== TASK GOAL ==
Write out the entries below once more, exactly, with the pictures left out.

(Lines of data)
..........

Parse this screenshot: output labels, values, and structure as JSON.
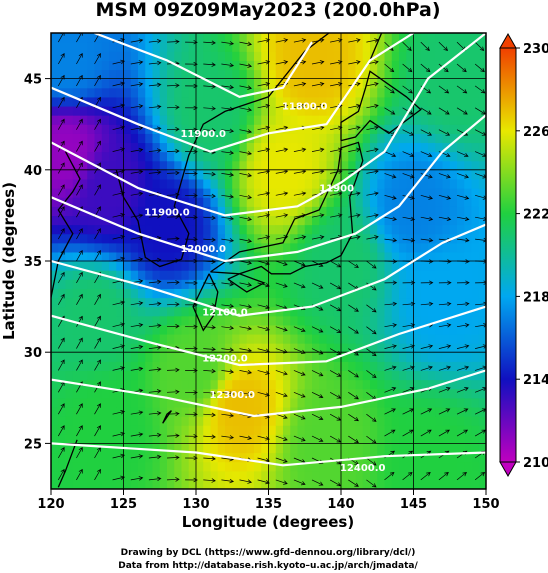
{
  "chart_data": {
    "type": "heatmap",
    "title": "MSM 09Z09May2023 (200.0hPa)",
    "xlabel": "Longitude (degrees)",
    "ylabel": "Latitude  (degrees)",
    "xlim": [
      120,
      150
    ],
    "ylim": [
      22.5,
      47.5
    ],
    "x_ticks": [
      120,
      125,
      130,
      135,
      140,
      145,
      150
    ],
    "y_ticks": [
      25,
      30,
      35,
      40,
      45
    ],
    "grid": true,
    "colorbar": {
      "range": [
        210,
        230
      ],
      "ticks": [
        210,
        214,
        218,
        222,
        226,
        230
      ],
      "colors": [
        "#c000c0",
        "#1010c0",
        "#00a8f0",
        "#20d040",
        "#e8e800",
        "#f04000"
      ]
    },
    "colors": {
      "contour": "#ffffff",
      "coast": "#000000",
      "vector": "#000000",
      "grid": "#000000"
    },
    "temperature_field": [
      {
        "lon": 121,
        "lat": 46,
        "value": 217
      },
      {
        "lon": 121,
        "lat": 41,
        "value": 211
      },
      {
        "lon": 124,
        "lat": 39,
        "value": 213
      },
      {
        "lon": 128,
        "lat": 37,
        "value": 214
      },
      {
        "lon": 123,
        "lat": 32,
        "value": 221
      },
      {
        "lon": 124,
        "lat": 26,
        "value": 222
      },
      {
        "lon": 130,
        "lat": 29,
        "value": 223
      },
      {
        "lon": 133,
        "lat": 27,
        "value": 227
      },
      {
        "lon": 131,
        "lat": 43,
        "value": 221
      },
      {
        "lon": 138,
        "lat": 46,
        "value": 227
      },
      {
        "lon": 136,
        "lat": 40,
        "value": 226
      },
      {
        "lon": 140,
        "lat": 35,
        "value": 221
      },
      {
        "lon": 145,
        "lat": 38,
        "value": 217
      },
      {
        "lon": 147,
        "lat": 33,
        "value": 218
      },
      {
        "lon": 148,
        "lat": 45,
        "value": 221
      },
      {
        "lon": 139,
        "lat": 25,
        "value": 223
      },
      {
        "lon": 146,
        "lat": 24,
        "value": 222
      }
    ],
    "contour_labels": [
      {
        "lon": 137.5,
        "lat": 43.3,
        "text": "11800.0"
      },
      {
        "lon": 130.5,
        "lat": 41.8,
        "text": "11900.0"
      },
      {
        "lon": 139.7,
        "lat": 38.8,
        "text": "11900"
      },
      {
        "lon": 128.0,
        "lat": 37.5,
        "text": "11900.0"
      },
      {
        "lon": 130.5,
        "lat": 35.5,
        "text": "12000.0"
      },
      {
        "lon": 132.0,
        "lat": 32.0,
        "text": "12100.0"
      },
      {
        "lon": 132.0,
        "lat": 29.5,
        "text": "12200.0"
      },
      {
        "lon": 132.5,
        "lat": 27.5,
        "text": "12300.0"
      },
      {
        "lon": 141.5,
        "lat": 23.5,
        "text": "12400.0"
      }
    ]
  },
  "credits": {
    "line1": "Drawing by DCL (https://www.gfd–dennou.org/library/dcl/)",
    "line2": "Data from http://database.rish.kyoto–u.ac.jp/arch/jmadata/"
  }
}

..........

== REPLY ==
Parse this screenshot: output labels, values, and structure as JSON.
{
  "chart_data": {
    "type": "heatmap",
    "title": "MSM 09Z09May2023 (200.0hPa)",
    "xlabel": "Longitude (degrees)",
    "ylabel": "Latitude  (degrees)",
    "xlim": [
      120,
      150
    ],
    "ylim": [
      22.5,
      47.5
    ],
    "x_ticks": [
      120,
      125,
      130,
      135,
      140,
      145,
      150
    ],
    "y_ticks": [
      25,
      30,
      35,
      40,
      45
    ],
    "grid": true,
    "colorbar": {
      "range": [
        210,
        230
      ],
      "ticks": [
        210,
        214,
        218,
        222,
        226,
        230
      ],
      "colors": [
        "#c000c0",
        "#1010c0",
        "#00a8f0",
        "#20d040",
        "#e8e800",
        "#f04000"
      ]
    },
    "colors": {
      "contour": "#ffffff",
      "coast": "#000000",
      "vector": "#000000",
      "grid": "#000000"
    },
    "temperature_field": [
      {
        "lon": 121,
        "lat": 46,
        "value": 217
      },
      {
        "lon": 121,
        "lat": 41,
        "value": 211
      },
      {
        "lon": 124,
        "lat": 39,
        "value": 213
      },
      {
        "lon": 128,
        "lat": 37,
        "value": 214
      },
      {
        "lon": 123,
        "lat": 32,
        "value": 221
      },
      {
        "lon": 124,
        "lat": 26,
        "value": 222
      },
      {
        "lon": 130,
        "lat": 29,
        "value": 223
      },
      {
        "lon": 133,
        "lat": 27,
        "value": 227
      },
      {
        "lon": 131,
        "lat": 43,
        "value": 221
      },
      {
        "lon": 138,
        "lat": 46,
        "value": 227
      },
      {
        "lon": 136,
        "lat": 40,
        "value": 226
      },
      {
        "lon": 140,
        "lat": 35,
        "value": 221
      },
      {
        "lon": 145,
        "lat": 38,
        "value": 217
      },
      {
        "lon": 147,
        "lat": 33,
        "value": 218
      },
      {
        "lon": 148,
        "lat": 45,
        "value": 221
      },
      {
        "lon": 139,
        "lat": 25,
        "value": 223
      },
      {
        "lon": 146,
        "lat": 24,
        "value": 222
      }
    ],
    "contour_labels": [
      {
        "lon": 137.5,
        "lat": 43.3,
        "text": "11800.0"
      },
      {
        "lon": 130.5,
        "lat": 41.8,
        "text": "11900.0"
      },
      {
        "lon": 139.7,
        "lat": 38.8,
        "text": "11900"
      },
      {
        "lon": 128.0,
        "lat": 37.5,
        "text": "11900.0"
      },
      {
        "lon": 130.5,
        "lat": 35.5,
        "text": "12000.0"
      },
      {
        "lon": 132.0,
        "lat": 32.0,
        "text": "12100.0"
      },
      {
        "lon": 132.0,
        "lat": 29.5,
        "text": "12200.0"
      },
      {
        "lon": 132.5,
        "lat": 27.5,
        "text": "12300.0"
      },
      {
        "lon": 141.5,
        "lat": 23.5,
        "text": "12400.0"
      }
    ]
  },
  "credits": {
    "line1": "Drawing by DCL (https://www.gfd–dennou.org/library/dcl/)",
    "line2": "Data from http://database.rish.kyoto–u.ac.jp/arch/jmadata/"
  }
}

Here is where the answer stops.